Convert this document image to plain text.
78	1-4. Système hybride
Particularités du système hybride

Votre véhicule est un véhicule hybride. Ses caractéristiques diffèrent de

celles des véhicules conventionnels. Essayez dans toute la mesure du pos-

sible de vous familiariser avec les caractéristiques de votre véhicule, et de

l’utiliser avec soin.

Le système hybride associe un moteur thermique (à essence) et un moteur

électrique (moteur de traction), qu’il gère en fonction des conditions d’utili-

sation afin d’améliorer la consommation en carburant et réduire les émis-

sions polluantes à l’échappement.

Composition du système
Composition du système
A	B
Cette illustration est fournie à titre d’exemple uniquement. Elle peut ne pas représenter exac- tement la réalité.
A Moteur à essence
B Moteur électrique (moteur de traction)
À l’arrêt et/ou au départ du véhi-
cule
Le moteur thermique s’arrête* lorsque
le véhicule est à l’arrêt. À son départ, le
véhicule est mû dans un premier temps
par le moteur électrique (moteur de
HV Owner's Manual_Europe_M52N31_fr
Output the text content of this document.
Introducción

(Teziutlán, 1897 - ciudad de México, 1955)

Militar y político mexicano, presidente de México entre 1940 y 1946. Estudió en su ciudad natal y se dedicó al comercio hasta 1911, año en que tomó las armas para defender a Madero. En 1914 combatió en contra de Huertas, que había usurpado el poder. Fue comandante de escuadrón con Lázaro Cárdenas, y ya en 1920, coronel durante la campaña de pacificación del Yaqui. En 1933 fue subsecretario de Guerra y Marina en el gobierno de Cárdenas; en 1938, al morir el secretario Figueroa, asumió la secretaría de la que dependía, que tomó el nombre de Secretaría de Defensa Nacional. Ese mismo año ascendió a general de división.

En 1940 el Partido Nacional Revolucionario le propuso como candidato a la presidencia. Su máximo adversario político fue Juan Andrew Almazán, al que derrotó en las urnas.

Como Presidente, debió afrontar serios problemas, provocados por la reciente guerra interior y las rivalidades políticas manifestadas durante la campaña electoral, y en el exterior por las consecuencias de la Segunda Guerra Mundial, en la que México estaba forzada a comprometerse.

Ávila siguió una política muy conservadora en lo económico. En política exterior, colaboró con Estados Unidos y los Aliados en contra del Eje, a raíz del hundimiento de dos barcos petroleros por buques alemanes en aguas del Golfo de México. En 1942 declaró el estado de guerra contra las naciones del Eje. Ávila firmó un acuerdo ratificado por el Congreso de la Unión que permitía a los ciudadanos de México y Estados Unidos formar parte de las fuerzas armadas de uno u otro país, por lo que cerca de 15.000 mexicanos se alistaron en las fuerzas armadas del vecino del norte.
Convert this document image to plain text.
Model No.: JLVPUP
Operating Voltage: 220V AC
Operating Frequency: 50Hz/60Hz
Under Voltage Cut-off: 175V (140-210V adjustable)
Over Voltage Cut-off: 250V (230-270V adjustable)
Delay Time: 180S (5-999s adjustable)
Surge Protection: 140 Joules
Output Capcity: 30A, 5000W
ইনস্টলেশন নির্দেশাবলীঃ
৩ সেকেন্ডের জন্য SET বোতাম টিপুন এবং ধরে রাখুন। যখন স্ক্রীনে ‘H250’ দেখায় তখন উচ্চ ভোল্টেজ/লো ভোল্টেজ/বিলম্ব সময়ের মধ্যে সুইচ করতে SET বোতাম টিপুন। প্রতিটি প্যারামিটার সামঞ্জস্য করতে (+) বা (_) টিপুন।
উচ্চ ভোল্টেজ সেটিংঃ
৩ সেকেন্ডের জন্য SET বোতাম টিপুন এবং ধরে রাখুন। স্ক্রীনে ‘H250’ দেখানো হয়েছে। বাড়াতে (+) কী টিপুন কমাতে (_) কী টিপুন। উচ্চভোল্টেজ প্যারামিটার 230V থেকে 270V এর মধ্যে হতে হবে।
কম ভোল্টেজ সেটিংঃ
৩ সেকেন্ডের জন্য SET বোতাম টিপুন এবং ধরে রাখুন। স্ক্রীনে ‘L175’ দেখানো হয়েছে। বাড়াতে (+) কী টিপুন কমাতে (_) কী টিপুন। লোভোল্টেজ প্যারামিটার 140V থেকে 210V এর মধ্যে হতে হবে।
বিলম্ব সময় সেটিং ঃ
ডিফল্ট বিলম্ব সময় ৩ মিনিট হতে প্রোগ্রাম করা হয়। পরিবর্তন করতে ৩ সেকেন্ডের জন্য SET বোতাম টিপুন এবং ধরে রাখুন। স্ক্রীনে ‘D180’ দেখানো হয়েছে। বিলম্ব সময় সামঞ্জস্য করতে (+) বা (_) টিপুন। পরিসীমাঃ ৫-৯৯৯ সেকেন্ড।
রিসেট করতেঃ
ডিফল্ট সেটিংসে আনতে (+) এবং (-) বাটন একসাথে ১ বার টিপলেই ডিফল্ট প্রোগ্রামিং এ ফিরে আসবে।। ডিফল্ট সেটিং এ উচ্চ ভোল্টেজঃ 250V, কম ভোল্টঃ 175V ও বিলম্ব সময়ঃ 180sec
+--
Task details> For the entries above, state how many lines contain the word "départ". Provide the number by itself.

Response below> 2